- **Task brief**
Work out how many lines have "fixed" in them. Give only that number.

Rows from a figure dataset:
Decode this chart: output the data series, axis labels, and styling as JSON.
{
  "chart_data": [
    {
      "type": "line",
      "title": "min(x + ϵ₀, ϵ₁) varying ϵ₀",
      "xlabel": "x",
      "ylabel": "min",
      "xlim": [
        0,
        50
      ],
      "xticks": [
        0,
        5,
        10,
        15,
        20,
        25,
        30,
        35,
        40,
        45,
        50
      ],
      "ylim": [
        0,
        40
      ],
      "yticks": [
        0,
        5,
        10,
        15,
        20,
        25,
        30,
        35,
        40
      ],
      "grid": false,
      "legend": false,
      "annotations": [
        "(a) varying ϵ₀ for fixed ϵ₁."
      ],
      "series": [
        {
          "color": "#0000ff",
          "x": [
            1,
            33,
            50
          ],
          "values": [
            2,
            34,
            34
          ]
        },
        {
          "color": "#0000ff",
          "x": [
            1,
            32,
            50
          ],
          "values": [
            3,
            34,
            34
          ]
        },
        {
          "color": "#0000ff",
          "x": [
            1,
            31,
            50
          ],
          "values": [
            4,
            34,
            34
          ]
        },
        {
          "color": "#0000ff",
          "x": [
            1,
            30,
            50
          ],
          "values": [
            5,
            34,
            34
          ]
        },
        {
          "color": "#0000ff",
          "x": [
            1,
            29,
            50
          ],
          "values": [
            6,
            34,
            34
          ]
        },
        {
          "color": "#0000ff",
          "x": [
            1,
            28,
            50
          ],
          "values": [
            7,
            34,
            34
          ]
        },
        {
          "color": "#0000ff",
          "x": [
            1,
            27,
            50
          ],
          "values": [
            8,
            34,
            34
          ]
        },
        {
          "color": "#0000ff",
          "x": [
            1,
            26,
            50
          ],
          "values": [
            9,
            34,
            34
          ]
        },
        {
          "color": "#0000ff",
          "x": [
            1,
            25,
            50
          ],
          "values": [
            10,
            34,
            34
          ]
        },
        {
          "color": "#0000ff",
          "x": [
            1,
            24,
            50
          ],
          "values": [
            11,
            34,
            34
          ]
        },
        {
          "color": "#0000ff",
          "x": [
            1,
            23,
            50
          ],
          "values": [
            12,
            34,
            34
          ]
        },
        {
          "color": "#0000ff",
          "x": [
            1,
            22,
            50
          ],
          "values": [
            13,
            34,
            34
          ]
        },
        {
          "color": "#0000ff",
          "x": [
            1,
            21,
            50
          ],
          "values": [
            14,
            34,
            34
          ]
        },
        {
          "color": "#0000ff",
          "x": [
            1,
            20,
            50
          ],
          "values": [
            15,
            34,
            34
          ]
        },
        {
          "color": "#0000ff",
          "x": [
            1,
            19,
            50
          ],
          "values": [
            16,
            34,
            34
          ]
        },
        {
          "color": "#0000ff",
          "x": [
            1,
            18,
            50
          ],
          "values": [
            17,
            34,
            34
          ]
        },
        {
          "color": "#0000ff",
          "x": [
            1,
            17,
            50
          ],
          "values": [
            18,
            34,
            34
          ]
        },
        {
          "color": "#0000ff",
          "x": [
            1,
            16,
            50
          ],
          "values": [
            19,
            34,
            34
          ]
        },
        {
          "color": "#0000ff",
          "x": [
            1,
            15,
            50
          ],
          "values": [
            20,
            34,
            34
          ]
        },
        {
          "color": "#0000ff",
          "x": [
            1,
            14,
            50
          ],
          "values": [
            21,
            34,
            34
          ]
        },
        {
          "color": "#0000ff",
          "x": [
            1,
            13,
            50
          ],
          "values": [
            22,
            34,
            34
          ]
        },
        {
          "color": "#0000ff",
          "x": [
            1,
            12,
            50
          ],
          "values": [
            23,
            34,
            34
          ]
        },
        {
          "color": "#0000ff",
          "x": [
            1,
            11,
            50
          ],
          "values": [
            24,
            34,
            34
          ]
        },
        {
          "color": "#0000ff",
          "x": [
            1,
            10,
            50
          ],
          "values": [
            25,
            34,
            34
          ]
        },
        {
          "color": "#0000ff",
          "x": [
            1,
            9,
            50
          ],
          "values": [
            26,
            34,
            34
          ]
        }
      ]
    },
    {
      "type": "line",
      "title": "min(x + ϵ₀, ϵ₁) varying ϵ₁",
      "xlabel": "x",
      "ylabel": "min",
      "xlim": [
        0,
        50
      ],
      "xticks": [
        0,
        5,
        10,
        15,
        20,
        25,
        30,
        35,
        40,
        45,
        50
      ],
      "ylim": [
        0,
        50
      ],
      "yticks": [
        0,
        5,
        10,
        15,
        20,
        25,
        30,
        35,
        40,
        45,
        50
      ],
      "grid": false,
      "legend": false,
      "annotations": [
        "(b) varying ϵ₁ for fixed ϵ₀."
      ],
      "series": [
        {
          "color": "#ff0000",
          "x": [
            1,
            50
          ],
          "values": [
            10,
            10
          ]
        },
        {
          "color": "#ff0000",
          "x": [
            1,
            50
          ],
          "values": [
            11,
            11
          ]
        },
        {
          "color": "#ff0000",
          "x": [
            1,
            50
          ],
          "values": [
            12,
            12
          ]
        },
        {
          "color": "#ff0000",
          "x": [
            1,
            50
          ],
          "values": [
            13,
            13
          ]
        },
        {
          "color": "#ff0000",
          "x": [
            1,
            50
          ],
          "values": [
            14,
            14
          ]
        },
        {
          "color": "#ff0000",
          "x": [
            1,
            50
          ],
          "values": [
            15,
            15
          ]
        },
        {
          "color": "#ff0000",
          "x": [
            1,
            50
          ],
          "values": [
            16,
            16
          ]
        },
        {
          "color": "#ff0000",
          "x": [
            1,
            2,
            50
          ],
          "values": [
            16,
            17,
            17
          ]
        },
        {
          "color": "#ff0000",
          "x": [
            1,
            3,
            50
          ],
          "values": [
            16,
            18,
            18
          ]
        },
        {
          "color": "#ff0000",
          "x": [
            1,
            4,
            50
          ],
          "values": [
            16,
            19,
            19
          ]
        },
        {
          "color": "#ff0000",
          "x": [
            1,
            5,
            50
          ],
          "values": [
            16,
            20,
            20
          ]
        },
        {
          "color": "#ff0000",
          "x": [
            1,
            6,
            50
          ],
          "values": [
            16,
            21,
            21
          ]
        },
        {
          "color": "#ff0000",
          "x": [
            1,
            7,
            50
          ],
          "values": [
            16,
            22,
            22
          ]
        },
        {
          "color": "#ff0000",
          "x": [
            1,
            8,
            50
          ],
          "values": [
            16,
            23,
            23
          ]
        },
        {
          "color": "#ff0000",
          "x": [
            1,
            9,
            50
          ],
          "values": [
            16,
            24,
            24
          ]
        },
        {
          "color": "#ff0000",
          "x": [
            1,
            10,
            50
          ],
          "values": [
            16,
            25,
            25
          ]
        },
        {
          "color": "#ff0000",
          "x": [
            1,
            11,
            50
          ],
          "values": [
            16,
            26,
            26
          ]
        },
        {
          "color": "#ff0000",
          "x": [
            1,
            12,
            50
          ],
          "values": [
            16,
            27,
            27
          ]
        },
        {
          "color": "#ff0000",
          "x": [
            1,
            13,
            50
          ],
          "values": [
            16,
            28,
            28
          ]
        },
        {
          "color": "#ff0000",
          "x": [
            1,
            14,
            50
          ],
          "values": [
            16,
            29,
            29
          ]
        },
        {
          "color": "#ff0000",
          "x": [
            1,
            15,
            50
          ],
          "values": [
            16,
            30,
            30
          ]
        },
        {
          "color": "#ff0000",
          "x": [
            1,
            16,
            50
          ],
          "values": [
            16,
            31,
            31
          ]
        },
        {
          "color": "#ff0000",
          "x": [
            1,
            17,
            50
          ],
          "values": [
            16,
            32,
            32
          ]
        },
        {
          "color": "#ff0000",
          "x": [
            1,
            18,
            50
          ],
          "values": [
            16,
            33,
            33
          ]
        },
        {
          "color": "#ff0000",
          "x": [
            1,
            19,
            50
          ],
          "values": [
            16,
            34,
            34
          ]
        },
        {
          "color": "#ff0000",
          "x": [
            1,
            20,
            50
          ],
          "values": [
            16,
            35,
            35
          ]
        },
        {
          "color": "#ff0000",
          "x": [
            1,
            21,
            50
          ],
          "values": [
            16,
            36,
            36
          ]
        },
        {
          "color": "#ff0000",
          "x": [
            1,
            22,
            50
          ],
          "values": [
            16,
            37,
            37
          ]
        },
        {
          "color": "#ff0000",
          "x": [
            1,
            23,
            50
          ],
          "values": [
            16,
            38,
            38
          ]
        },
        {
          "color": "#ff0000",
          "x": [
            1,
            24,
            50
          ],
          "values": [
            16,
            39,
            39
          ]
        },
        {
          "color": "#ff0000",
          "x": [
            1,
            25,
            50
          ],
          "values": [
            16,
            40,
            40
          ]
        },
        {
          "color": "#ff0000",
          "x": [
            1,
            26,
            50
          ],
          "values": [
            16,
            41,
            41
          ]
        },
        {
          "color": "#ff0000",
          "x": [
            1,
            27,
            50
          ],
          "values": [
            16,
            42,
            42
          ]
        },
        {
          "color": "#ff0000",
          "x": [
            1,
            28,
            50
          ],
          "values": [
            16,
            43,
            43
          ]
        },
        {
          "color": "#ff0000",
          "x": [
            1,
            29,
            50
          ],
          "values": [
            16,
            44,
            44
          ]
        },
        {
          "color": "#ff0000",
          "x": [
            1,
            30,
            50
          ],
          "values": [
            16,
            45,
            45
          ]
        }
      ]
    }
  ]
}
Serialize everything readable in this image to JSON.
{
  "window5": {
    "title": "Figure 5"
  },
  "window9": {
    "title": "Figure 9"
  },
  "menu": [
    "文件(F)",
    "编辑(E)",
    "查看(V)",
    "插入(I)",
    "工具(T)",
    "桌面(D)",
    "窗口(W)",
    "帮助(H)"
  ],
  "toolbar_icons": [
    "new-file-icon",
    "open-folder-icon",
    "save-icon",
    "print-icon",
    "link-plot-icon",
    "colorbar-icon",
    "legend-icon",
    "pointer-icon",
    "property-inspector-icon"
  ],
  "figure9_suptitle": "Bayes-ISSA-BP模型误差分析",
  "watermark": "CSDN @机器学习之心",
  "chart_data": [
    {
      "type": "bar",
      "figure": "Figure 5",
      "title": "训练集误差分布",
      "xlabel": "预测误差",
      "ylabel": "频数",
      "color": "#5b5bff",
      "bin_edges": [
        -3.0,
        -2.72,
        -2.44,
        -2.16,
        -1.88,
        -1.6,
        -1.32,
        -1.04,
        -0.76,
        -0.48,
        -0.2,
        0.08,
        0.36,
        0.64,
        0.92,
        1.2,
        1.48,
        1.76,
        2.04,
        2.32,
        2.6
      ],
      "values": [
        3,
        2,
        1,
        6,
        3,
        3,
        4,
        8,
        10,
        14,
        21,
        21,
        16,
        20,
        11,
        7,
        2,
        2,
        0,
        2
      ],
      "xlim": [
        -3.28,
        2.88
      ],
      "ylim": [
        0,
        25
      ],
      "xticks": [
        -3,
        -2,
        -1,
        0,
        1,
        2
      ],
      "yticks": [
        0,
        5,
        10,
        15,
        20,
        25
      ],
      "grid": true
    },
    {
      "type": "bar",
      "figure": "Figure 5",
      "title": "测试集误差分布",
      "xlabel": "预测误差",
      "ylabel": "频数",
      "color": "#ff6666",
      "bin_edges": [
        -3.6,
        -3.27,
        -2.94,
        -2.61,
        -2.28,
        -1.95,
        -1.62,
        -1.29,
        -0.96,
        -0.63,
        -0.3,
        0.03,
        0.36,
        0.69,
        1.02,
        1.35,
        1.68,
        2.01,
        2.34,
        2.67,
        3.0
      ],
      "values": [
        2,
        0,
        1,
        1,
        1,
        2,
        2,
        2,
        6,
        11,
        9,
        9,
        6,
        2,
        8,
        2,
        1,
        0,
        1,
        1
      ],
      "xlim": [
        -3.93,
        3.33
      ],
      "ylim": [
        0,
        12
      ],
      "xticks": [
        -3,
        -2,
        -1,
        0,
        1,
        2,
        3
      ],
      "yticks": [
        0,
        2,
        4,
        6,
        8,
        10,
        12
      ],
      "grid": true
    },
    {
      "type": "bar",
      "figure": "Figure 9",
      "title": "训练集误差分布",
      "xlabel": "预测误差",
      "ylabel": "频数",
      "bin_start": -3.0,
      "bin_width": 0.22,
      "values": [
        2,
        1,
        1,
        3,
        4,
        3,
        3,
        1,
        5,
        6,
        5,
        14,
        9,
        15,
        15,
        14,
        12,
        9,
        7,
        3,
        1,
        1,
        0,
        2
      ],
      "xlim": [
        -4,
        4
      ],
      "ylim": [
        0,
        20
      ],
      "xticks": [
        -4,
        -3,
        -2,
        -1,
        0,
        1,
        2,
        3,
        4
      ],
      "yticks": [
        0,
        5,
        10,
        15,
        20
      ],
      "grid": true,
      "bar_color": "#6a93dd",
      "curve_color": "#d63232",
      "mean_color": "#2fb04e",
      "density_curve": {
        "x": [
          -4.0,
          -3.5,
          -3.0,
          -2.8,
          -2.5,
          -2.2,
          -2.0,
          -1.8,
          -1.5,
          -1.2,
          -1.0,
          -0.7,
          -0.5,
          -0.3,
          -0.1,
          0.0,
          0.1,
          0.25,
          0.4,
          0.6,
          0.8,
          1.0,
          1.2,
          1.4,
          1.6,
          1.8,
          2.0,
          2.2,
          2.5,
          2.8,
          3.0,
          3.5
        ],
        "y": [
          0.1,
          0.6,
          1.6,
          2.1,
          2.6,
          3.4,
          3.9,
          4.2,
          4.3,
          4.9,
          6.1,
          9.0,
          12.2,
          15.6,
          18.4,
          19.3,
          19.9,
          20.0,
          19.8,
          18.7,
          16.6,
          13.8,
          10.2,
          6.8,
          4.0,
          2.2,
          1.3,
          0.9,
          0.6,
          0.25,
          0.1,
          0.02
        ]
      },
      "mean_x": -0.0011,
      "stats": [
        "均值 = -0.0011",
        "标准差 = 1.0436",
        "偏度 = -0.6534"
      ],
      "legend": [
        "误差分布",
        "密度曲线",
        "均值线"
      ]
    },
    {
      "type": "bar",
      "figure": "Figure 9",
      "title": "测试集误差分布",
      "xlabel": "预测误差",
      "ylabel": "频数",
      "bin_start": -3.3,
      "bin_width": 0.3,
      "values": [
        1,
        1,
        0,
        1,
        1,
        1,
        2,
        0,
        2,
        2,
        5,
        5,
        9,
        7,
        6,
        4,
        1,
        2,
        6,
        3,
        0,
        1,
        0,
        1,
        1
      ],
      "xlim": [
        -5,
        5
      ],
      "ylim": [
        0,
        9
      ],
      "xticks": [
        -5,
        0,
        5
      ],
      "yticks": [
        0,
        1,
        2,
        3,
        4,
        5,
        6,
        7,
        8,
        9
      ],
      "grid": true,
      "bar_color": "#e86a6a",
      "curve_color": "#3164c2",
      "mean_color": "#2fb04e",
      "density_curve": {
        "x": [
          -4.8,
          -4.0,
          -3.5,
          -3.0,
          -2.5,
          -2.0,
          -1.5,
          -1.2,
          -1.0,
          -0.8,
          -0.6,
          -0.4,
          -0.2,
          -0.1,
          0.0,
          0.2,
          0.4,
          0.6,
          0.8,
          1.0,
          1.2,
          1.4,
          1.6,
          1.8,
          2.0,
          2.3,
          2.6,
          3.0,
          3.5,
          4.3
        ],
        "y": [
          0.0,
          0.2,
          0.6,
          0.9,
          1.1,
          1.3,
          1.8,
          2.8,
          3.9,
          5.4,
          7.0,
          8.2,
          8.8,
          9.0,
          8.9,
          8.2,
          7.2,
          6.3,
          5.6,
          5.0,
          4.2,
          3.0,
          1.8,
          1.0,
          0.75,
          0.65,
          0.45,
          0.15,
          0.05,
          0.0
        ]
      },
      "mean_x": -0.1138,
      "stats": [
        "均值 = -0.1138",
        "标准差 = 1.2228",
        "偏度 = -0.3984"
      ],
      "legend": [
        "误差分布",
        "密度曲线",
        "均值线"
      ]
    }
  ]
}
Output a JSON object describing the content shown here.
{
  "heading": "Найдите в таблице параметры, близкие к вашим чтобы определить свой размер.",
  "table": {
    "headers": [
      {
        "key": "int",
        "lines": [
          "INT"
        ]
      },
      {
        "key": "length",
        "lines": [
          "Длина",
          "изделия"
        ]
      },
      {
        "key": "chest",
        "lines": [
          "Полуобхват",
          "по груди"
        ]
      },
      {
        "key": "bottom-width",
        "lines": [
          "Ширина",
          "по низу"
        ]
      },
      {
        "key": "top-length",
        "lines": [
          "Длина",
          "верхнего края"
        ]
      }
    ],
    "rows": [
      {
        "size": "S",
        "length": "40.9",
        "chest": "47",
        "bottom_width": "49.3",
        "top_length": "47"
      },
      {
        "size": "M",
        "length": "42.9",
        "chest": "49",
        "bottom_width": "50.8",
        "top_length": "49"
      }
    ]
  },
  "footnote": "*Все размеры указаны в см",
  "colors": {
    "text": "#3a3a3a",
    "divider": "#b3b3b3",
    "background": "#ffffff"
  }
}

- **Correct output**
2